▶ WHAT IS EXPECTED: Every line below must be reproduced exactly. Copy them all.
BEGIN
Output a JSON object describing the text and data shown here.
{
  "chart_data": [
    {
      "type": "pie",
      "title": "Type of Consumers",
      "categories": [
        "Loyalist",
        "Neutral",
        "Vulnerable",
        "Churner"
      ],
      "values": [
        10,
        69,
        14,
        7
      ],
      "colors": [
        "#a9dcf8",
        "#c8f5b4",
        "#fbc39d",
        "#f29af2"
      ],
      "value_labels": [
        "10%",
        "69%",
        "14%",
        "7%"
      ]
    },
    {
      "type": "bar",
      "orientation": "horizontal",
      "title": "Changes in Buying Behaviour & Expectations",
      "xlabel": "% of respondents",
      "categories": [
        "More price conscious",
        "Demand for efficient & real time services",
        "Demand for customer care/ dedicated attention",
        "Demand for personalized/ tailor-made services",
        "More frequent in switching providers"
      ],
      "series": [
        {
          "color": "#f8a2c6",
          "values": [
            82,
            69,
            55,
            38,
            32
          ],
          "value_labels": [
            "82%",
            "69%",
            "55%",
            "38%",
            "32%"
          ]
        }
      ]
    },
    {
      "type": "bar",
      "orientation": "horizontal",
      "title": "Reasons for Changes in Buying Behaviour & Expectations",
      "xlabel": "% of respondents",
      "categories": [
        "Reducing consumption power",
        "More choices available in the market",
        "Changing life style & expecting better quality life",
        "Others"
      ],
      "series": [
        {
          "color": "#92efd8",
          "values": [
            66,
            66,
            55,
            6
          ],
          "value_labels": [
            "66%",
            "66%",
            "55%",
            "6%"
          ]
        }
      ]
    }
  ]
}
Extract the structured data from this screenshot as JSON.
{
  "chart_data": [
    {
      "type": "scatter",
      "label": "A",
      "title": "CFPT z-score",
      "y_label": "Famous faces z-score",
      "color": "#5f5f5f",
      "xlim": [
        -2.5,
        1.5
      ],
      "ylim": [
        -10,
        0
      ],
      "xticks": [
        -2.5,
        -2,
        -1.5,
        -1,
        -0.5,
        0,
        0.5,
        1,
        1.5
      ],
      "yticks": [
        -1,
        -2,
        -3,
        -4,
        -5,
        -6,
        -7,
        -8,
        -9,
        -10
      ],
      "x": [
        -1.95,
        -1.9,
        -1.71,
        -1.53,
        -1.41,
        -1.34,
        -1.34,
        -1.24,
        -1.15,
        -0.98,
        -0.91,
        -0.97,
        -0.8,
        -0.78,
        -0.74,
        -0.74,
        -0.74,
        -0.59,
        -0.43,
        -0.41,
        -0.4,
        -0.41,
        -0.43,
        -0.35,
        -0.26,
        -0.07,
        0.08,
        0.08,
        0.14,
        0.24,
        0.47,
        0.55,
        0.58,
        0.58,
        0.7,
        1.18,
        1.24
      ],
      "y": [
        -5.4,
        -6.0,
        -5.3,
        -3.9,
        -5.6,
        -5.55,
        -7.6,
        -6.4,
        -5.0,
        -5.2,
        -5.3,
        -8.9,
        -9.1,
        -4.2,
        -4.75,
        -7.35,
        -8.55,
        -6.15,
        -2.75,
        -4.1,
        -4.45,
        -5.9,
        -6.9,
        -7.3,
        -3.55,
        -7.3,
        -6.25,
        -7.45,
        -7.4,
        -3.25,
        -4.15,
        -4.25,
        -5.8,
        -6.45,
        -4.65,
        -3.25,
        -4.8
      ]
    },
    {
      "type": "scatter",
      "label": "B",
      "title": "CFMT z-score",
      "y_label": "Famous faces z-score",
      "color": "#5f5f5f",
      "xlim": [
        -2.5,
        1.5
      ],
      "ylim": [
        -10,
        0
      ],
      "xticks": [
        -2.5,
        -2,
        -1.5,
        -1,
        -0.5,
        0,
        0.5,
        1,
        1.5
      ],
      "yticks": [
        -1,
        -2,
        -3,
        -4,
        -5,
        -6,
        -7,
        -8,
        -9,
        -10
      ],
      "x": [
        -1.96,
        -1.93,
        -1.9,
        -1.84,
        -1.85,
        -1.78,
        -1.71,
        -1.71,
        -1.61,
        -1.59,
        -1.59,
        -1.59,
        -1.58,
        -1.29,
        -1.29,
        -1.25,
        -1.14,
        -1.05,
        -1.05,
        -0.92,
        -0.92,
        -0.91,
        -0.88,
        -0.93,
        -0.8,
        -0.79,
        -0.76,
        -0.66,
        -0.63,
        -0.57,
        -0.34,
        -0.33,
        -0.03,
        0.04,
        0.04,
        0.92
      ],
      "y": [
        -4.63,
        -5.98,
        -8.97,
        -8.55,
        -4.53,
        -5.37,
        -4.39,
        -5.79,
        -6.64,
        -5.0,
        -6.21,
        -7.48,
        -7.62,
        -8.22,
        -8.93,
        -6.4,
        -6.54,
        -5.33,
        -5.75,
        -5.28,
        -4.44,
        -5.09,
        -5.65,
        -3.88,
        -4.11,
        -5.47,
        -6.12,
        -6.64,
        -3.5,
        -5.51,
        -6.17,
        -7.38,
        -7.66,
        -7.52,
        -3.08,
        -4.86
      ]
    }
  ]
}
END
▶ OUTPUT:
Output a JSON object describing the text and data shown here.
{
  "chart_data": [
    {
      "type": "pie",
      "title": "Type of Consumers",
      "categories": [
        "Loyalist",
        "Neutral",
        "Vulnerable",
        "Churner"
      ],
      "values": [
        10,
        69,
        14,
        7
      ],
      "colors": [
        "#a9dcf8",
        "#c8f5b4",
        "#fbc39d",
        "#f29af2"
      ],
      "value_labels": [
        "10%",
        "69%",
        "14%",
        "7%"
      ]
    },
    {
      "type": "bar",
      "orientation": "horizontal",
      "title": "Changes in Buying Behaviour & Expectations",
      "xlabel": "% of respondents",
      "categories": [
        "More price conscious",
        "Demand for efficient & real time services",
        "Demand for customer care/ dedicated attention",
        "Demand for personalized/ tailor-made services",
        "More frequent in switching providers"
      ],
      "series": [
        {
          "color": "#f8a2c6",
          "values": [
            82,
            69,
            55,
            38,
            32
          ],
          "value_labels": [
            "82%",
            "69%",
            "55%",
            "38%",
            "32%"
          ]
        }
      ]
    },
    {
      "type": "bar",
      "orientation": "horizontal",
      "title": "Reasons for Changes in Buying Behaviour & Expectations",
      "xlabel": "% of respondents",
      "categories": [
        "Reducing consumption power",
        "More choices available in the market",
        "Changing life style & expecting better quality life",
        "Others"
      ],
      "series": [
        {
          "color": "#92efd8",
          "values": [
            66,
            66,
            55,
            6
          ],
          "value_labels": [
            "66%",
            "66%",
            "55%",
            "6%"
          ]
        }
      ]
    }
  ]
}
Extract the structured data from this screenshot as JSON.
{
  "chart_data": [
    {
      "type": "scatter",
      "label": "A",
      "title": "CFPT z-score",
      "y_label": "Famous faces z-score",
      "color": "#5f5f5f",
      "xlim": [
        -2.5,
        1.5
      ],
      "ylim": [
        -10,
        0
      ],
      "xticks": [
        -2.5,
        -2,
        -1.5,
        -1,
        -0.5,
        0,
        0.5,
        1,
        1.5
      ],
      "yticks": [
        -1,
        -2,
        -3,
        -4,
        -5,
        -6,
        -7,
        -8,
        -9,
        -10
      ],
      "x": [
        -1.95,
        -1.9,
        -1.71,
        -1.53,
        -1.41,
        -1.34,
        -1.34,
        -1.24,
        -1.15,
        -0.98,
        -0.91,
        -0.97,
        -0.8,
        -0.78,
        -0.74,
        -0.74,
        -0.74,
        -0.59,
        -0.43,
        -0.41,
        -0.4,
        -0.41,
        -0.43,
        -0.35,
        -0.26,
        -0.07,
        0.08,
        0.08,
        0.14,
        0.24,
        0.47,
        0.55,
        0.58,
        0.58,
        0.7,
        1.18,
        1.24
      ],
      "y": [
        -5.4,
        -6.0,
        -5.3,
        -3.9,
        -5.6,
        -5.55,
        -7.6,
        -6.4,
        -5.0,
        -5.2,
        -5.3,
        -8.9,
        -9.1,
        -4.2,
        -4.75,
        -7.35,
        -8.55,
        -6.15,
        -2.75,
        -4.1,
        -4.45,
        -5.9,
        -6.9,
        -7.3,
        -3.55,
        -7.3,
        -6.25,
        -7.45,
        -7.4,
        -3.25,
        -4.15,
        -4.25,
        -5.8,
        -6.45,
        -4.65,
        -3.25,
        -4.8
      ]
    },
    {
      "type": "scatter",
      "label": "B",
      "title": "CFMT z-score",
      "y_label": "Famous faces z-score",
      "color": "#5f5f5f",
      "xlim": [
        -2.5,
        1.5
      ],
      "ylim": [
        -10,
        0
      ],
      "xticks": [
        -2.5,
        -2,
        -1.5,
        -1,
        -0.5,
        0,
        0.5,
        1,
        1.5
      ],
      "yticks": [
        -1,
        -2,
        -3,
        -4,
        -5,
        -6,
        -7,
        -8,
        -9,
        -10
      ],
      "x": [
        -1.96,
        -1.93,
        -1.9,
        -1.84,
        -1.85,
        -1.78,
        -1.71,
        -1.71,
        -1.61,
        -1.59,
        -1.59,
        -1.59,
        -1.58,
        -1.29,
        -1.29,
        -1.25,
        -1.14,
        -1.05,
        -1.05,
        -0.92,
        -0.92,
        -0.91,
        -0.88,
        -0.93,
        -0.8,
        -0.79,
        -0.76,
        -0.66,
        -0.63,
        -0.57,
        -0.34,
        -0.33,
        -0.03,
        0.04,
        0.04,
        0.92
      ],
      "y": [
        -4.63,
        -5.98,
        -8.97,
        -8.55,
        -4.53,
        -5.37,
        -4.39,
        -5.79,
        -6.64,
        -5.0,
        -6.21,
        -7.48,
        -7.62,
        -8.22,
        -8.93,
        -6.4,
        -6.54,
        -5.33,
        -5.75,
        -5.28,
        -4.44,
        -5.09,
        -5.65,
        -3.88,
        -4.11,
        -5.47,
        -6.12,
        -6.64,
        -3.5,
        -5.51,
        -6.17,
        -7.38,
        -7.66,
        -7.52,
        -3.08,
        -4.86
      ]
    }
  ]
}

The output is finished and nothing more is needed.